* [WHAT TO WORK ON]: Set down the full listing exactly, character for character.

* [RECORDS SHOWN]:
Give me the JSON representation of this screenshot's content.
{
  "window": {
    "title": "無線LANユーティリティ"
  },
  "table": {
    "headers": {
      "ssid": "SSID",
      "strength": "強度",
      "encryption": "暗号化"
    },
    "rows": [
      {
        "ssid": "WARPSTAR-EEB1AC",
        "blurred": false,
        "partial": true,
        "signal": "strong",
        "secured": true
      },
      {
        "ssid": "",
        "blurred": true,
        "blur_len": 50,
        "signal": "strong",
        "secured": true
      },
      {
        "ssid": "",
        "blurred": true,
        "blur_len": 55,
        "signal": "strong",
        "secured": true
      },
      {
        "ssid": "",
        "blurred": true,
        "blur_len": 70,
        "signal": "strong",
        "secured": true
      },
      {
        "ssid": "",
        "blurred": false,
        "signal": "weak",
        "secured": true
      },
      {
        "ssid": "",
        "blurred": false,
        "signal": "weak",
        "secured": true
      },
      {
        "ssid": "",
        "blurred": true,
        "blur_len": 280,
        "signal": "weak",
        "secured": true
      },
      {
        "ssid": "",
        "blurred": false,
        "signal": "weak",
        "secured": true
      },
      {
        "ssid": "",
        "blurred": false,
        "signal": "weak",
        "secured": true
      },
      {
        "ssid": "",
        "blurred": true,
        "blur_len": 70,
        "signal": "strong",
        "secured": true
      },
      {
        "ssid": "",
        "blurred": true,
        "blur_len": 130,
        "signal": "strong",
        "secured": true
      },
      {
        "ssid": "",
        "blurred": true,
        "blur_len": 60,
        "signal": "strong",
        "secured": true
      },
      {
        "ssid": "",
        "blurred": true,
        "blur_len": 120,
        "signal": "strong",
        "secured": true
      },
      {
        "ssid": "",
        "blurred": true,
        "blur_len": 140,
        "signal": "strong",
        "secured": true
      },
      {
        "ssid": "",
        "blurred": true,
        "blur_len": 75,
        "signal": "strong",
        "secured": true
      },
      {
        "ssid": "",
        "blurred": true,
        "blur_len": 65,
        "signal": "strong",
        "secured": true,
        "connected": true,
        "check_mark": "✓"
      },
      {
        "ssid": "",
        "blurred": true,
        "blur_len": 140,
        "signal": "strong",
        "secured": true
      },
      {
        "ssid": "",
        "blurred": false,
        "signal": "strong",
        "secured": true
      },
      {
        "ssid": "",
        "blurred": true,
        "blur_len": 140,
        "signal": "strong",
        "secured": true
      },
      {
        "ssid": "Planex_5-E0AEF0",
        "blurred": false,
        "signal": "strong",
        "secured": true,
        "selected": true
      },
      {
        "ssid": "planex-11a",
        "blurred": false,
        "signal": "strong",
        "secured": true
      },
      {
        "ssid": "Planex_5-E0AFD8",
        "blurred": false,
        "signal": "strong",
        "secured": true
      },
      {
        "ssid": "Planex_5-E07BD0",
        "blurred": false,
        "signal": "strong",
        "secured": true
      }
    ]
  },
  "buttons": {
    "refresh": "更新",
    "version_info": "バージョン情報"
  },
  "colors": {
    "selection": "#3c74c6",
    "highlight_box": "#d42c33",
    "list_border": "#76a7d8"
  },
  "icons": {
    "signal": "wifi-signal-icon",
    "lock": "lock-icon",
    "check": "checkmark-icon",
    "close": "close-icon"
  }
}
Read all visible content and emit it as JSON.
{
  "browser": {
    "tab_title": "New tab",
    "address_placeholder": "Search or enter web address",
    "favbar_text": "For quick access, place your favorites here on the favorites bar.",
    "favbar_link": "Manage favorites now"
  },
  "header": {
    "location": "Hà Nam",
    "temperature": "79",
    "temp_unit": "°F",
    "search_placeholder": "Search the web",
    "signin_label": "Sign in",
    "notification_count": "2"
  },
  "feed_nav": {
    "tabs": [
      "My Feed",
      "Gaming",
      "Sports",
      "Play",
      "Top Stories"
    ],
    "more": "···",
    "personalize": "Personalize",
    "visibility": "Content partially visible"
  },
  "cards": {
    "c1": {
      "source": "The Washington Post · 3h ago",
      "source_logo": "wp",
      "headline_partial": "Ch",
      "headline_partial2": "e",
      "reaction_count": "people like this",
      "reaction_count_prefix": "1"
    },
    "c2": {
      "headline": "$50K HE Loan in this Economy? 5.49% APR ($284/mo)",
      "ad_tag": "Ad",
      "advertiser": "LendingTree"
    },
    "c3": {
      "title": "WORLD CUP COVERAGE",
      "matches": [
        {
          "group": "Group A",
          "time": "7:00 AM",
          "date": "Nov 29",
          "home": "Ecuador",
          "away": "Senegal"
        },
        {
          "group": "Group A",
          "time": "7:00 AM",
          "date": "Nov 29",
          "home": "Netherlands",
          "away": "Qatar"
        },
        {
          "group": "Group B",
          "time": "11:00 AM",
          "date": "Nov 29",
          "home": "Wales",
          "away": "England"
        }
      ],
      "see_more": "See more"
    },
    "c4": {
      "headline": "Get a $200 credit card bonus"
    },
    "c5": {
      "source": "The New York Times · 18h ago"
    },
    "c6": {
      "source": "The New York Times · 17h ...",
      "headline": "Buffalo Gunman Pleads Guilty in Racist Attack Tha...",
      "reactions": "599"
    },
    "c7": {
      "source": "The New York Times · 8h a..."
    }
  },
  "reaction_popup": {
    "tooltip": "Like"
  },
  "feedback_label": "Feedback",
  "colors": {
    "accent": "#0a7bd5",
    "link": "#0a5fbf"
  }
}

* [FINISHED ANSWER]:
Give me the JSON representation of this screenshot's content.
{
  "window": {
    "title": "無線LANユーティリティ"
  },
  "table": {
    "headers": {
      "ssid": "SSID",
      "strength": "強度",
      "encryption": "暗号化"
    },
    "rows": [
      {
        "ssid": "WARPSTAR-EEB1AC",
        "blurred": false,
        "partial": true,
        "signal": "strong",
        "secured": true
      },
      {
        "ssid": "",
        "blurred": true,
        "blur_len": 50,
        "signal": "strong",
        "secured": true
      },
      {
        "ssid": "",
        "blurred": true,
        "blur_len": 55,
        "signal": "strong",
        "secured": true
      },
      {
        "ssid": "",
        "blurred": true,
        "blur_len": 70,
        "signal": "strong",
        "secured": true
      },
      {
        "ssid": "",
        "blurred": false,
        "signal": "weak",
        "secured": true
      },
      {
        "ssid": "",
        "blurred": false,
        "signal": "weak",
        "secured": true
      },
      {
        "ssid": "",
        "blurred": true,
        "blur_len": 280,
        "signal": "weak",
        "secured": true
      },
      {
        "ssid": "",
        "blurred": false,
        "signal": "weak",
        "secured": true
      },
      {
        "ssid": "",
        "blurred": false,
        "signal": "weak",
        "secured": true
      },
      {
        "ssid": "",
        "blurred": true,
        "blur_len": 70,
        "signal": "strong",
        "secured": true
      },
      {
        "ssid": "",
        "blurred": true,
        "blur_len": 130,
        "signal": "strong",
        "secured": true
      },
      {
        "ssid": "",
        "blurred": true,
        "blur_len": 60,
        "signal": "strong",
        "secured": true
      },
      {
        "ssid": "",
        "blurred": true,
        "blur_len": 120,
        "signal": "strong",
        "secured": true
      },
      {
        "ssid": "",
        "blurred": true,
        "blur_len": 140,
        "signal": "strong",
        "secured": true
      },
      {
        "ssid": "",
        "blurred": true,
        "blur_len": 75,
        "signal": "strong",
        "secured": true
      },
      {
        "ssid": "",
        "blurred": true,
        "blur_len": 65,
        "signal": "strong",
        "secured": true,
        "connected": true,
        "check_mark": "✓"
      },
      {
        "ssid": "",
        "blurred": true,
        "blur_len": 140,
        "signal": "strong",
        "secured": true
      },
      {
        "ssid": "",
        "blurred": false,
        "signal": "strong",
        "secured": true
      },
      {
        "ssid": "",
        "blurred": true,
        "blur_len": 140,
        "signal": "strong",
        "secured": true
      },
      {
        "ssid": "Planex_5-E0AEF0",
        "blurred": false,
        "signal": "strong",
        "secured": true,
        "selected": true
      },
      {
        "ssid": "planex-11a",
        "blurred": false,
        "signal": "strong",
        "secured": true
      },
      {
        "ssid": "Planex_5-E0AFD8",
        "blurred": false,
        "signal": "strong",
        "secured": true
      },
      {
        "ssid": "Planex_5-E07BD0",
        "blurred": false,
        "signal": "strong",
        "secured": true
      }
    ]
  },
  "buttons": {
    "refresh": "更新",
    "version_info": "バージョン情報"
  },
  "colors": {
    "selection": "#3c74c6",
    "highlight_box": "#d42c33",
    "list_border": "#76a7d8"
  },
  "icons": {
    "signal": "wifi-signal-icon",
    "lock": "lock-icon",
    "check": "checkmark-icon",
    "close": "close-icon"
  }
}
Read all visible content and emit it as JSON.
{
  "browser": {
    "tab_title": "New tab",
    "address_placeholder": "Search or enter web address",
    "favbar_text": "For quick access, place your favorites here on the favorites bar.",
    "favbar_link": "Manage favorites now"
  },
  "header": {
    "location": "Hà Nam",
    "temperature": "79",
    "temp_unit": "°F",
    "search_placeholder": "Search the web",
    "signin_label": "Sign in",
    "notification_count": "2"
  },
  "feed_nav": {
    "tabs": [
      "My Feed",
      "Gaming",
      "Sports",
      "Play",
      "Top Stories"
    ],
    "more": "···",
    "personalize": "Personalize",
    "visibility": "Content partially visible"
  },
  "cards": {
    "c1": {
      "source": "The Washington Post · 3h ago",
      "source_logo": "wp",
      "headline_partial": "Ch",
      "headline_partial2": "e",
      "reaction_count": "people like this",
      "reaction_count_prefix": "1"
    },
    "c2": {
      "headline": "$50K HE Loan in this Economy? 5.49% APR ($284/mo)",
      "ad_tag": "Ad",
      "advertiser": "LendingTree"
    },
    "c3": {
      "title": "WORLD CUP COVERAGE",
      "matches": [
        {
          "group": "Group A",
          "time": "7:00 AM",
          "date": "Nov 29",
          "home": "Ecuador",
          "away": "Senegal"
        },
        {
          "group": "Group A",
          "time": "7:00 AM",
          "date": "Nov 29",
          "home": "Netherlands",
          "away": "Qatar"
        },
        {
          "group": "Group B",
          "time": "11:00 AM",
          "date": "Nov 29",
          "home": "Wales",
          "away": "England"
        }
      ],
      "see_more": "See more"
    },
    "c4": {
      "headline": "Get a $200 credit card bonus"
    },
    "c5": {
      "source": "The New York Times · 18h ago"
    },
    "c6": {
      "source": "The New York Times · 17h ...",
      "headline": "Buffalo Gunman Pleads Guilty in Racist Attack Tha...",
      "reactions": "599"
    },
    "c7": {
      "source": "The New York Times · 8h a..."
    }
  },
  "reaction_popup": {
    "tooltip": "Like"
  },
  "feedback_label": "Feedback",
  "colors": {
    "accent": "#0a7bd5",
    "link": "#0a5fbf"
  }
}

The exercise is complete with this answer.